- _PROVIDED RECORDS_:
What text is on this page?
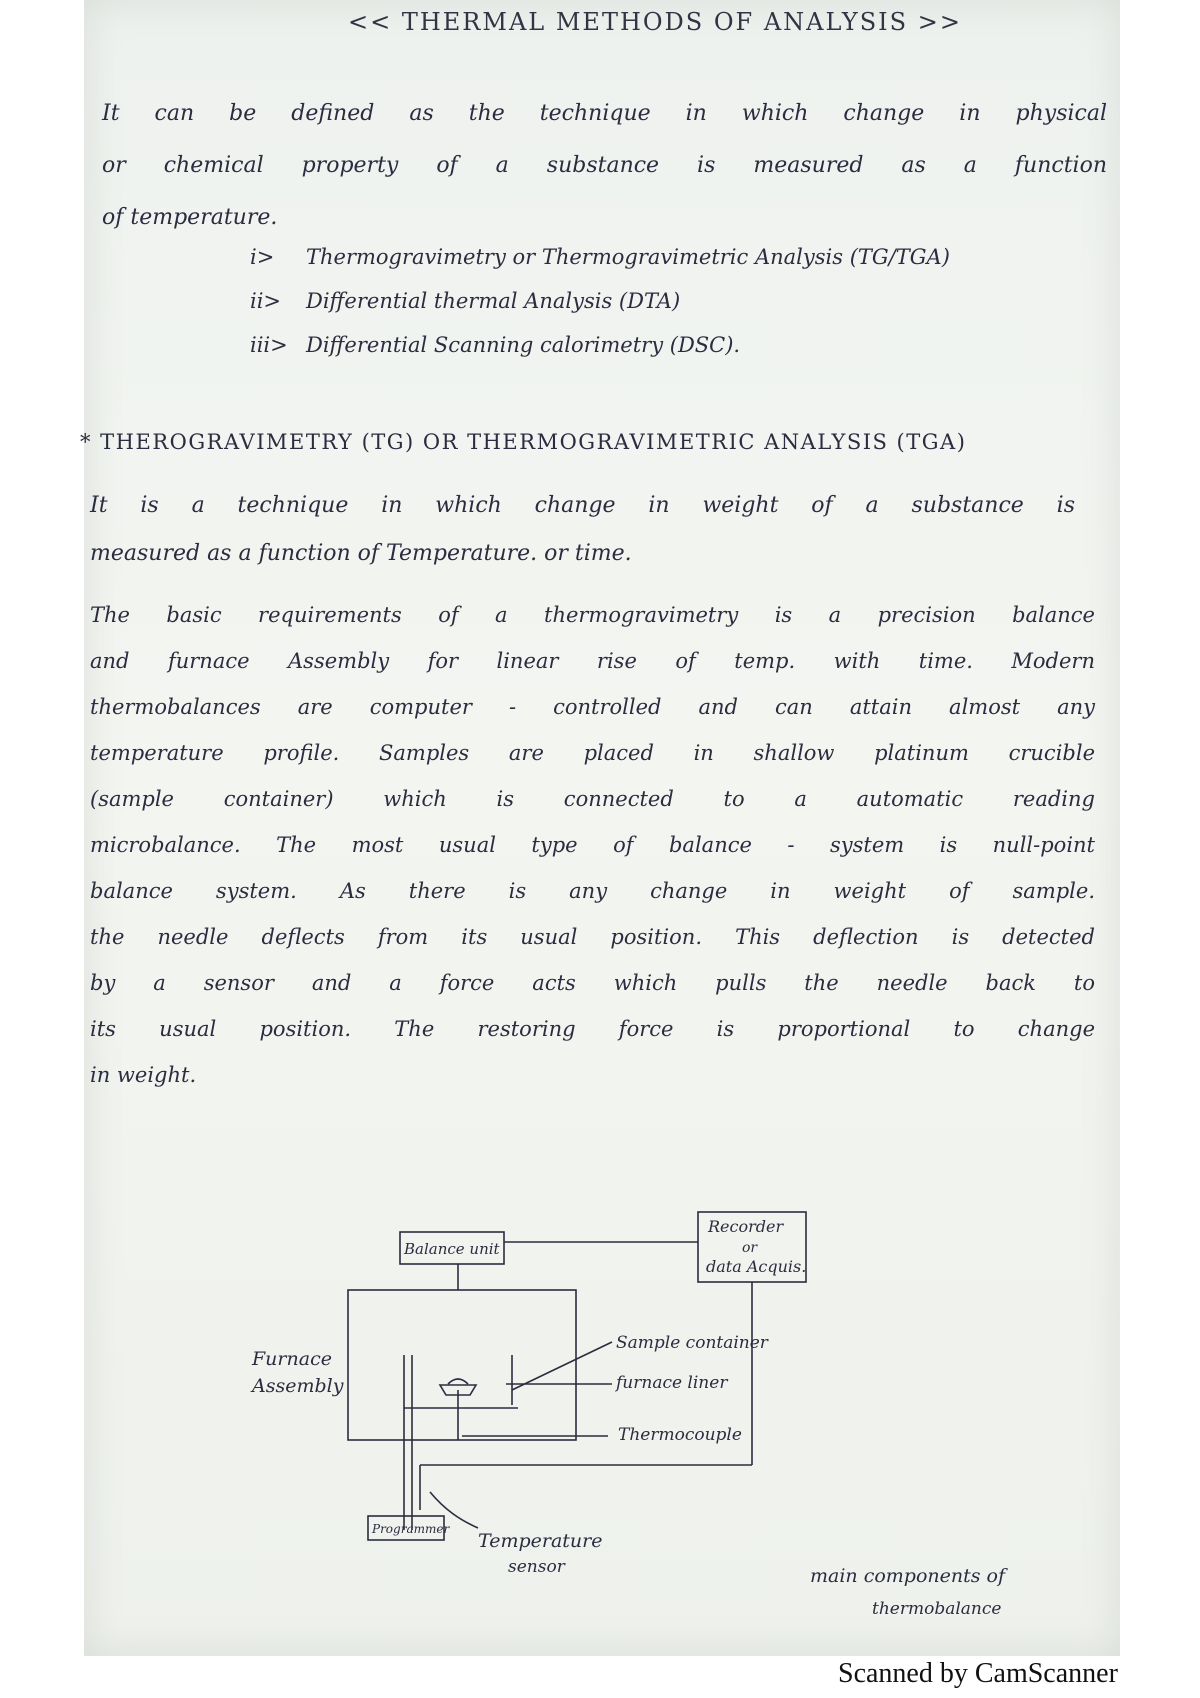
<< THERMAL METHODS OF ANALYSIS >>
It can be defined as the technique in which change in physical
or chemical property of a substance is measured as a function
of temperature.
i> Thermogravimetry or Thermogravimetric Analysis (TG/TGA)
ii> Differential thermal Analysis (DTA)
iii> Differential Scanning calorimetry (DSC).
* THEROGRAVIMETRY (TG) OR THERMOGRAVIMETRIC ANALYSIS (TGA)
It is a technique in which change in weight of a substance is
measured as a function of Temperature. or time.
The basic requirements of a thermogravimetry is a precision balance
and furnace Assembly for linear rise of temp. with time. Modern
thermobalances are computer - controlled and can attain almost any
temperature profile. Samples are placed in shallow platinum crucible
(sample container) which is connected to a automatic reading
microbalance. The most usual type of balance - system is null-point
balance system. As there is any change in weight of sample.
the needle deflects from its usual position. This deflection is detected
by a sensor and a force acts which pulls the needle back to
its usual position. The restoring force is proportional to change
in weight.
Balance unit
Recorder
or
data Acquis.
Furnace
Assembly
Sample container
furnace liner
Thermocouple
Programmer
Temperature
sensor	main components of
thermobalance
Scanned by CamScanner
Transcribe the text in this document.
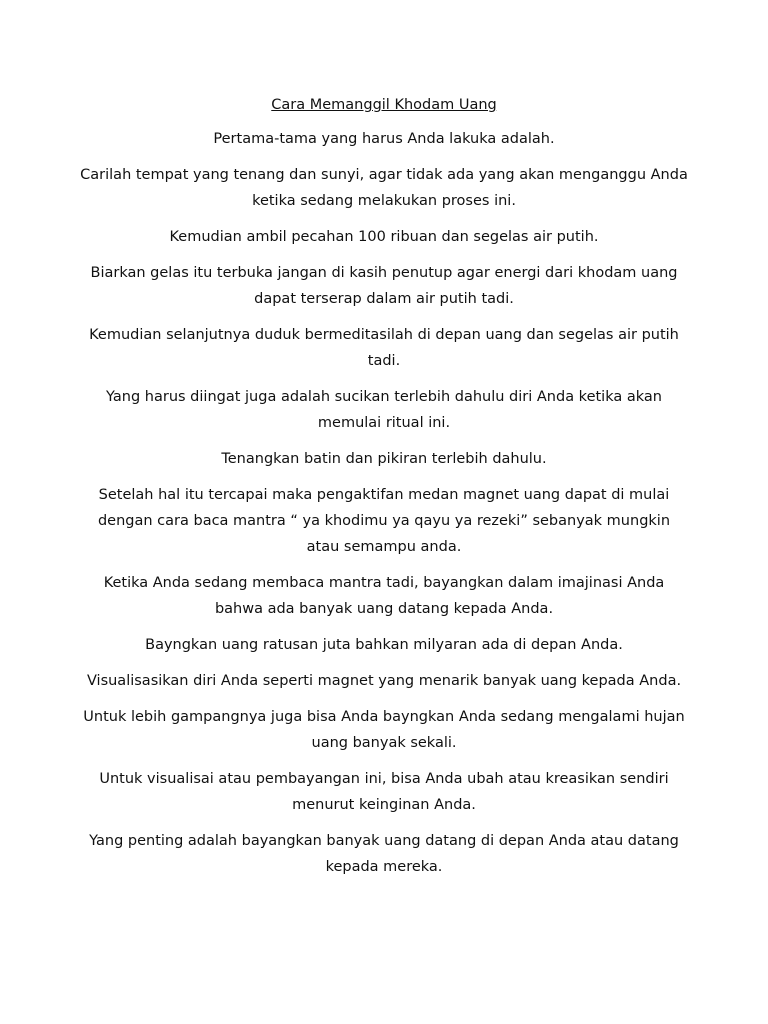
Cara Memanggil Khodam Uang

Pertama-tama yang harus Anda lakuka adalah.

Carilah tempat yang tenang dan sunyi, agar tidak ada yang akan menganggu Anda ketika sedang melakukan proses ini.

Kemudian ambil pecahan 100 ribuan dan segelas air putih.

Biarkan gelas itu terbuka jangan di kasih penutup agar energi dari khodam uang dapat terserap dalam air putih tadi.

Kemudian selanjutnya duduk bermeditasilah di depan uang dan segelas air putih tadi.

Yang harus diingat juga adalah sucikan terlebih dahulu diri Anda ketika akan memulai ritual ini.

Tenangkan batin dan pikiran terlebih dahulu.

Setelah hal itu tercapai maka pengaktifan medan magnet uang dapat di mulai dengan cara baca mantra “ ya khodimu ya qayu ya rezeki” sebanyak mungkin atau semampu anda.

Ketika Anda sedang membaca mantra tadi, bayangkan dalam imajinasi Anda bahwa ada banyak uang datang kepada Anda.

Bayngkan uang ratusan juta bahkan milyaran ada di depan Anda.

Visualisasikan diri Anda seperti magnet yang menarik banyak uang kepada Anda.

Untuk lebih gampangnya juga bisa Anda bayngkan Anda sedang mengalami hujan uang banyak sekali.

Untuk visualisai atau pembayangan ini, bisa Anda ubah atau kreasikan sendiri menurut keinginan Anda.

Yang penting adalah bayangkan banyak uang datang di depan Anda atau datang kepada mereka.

...

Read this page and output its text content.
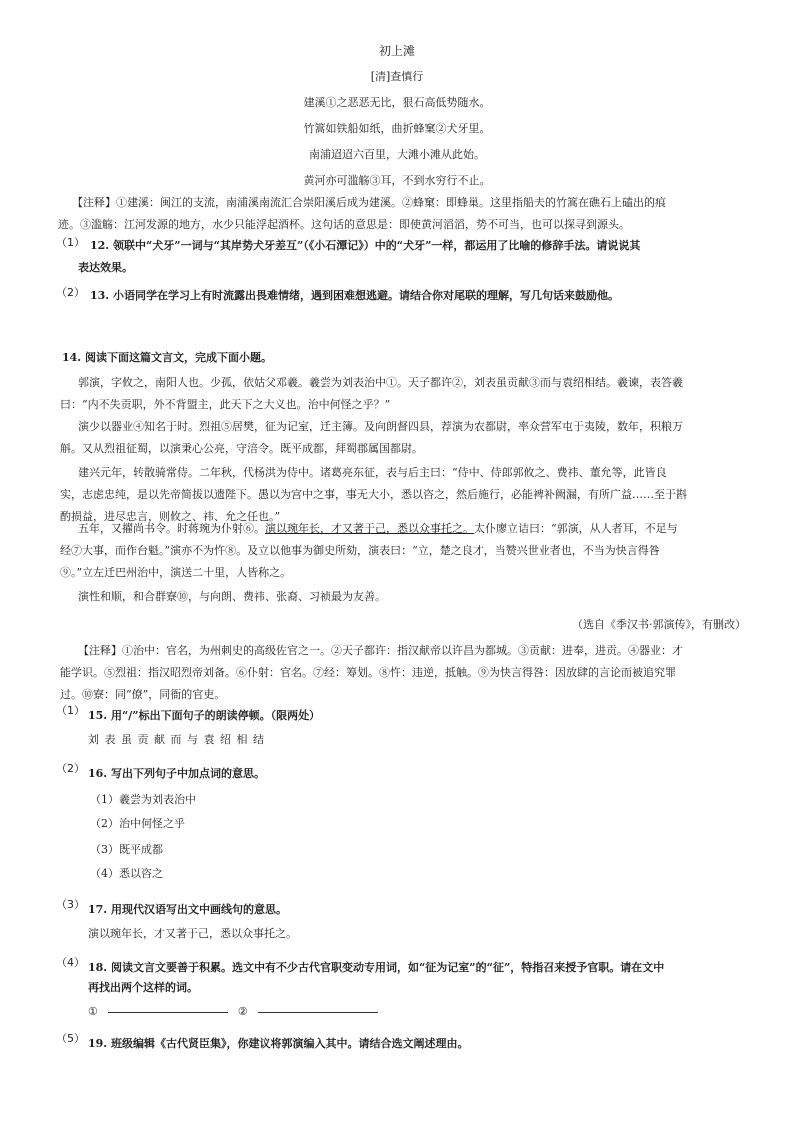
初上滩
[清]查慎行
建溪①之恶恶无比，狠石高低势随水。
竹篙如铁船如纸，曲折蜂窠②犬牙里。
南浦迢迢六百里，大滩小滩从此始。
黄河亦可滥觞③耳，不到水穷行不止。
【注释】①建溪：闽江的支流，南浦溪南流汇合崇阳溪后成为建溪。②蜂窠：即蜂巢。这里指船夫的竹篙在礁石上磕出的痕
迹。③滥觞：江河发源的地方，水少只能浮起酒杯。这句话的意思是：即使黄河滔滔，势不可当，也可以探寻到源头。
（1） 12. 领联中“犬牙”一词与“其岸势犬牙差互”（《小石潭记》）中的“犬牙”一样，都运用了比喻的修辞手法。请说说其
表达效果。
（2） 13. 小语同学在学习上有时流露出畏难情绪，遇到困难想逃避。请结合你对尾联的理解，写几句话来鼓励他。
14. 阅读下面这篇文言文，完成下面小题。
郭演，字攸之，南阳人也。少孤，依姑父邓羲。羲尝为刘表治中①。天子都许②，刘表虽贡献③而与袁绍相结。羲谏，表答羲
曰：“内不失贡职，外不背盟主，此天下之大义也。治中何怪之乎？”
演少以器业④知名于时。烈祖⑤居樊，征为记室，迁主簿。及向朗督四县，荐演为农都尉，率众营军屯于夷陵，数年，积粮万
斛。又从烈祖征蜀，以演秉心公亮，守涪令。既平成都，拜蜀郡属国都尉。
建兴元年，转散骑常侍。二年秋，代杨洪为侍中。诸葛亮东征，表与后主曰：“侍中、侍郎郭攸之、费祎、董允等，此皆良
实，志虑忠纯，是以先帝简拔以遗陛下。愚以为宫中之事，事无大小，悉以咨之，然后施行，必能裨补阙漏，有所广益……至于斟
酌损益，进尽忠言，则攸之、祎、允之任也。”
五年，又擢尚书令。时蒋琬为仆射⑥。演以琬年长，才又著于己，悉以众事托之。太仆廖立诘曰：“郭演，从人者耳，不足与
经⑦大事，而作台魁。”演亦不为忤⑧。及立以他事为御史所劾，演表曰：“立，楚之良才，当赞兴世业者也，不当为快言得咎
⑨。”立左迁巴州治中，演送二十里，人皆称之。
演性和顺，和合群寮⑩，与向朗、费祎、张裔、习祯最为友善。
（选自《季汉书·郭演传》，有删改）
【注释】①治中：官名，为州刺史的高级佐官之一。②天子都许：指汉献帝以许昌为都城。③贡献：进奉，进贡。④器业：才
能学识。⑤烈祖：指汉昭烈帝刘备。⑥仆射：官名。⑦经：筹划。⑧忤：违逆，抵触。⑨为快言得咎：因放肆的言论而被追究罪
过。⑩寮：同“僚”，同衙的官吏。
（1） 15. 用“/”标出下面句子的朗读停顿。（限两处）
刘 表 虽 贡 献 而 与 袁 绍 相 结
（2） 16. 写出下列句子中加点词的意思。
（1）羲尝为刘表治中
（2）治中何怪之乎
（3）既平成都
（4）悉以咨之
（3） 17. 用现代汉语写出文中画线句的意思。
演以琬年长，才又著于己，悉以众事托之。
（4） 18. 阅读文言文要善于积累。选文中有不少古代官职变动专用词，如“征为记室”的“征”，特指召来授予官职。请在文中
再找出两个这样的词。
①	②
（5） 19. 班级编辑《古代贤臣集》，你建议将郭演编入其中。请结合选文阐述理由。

- _SET PROBLEM_: Show all lines from the data above in which the word "segelas" appears.

- _RESPONSE TO THE EXERCISE_:
Kemudian ambil pecahan 100 ribuan dan segelas air putih.
Kemudian selanjutnya duduk bermeditasilah di depan uang dan segelas air putih tadi.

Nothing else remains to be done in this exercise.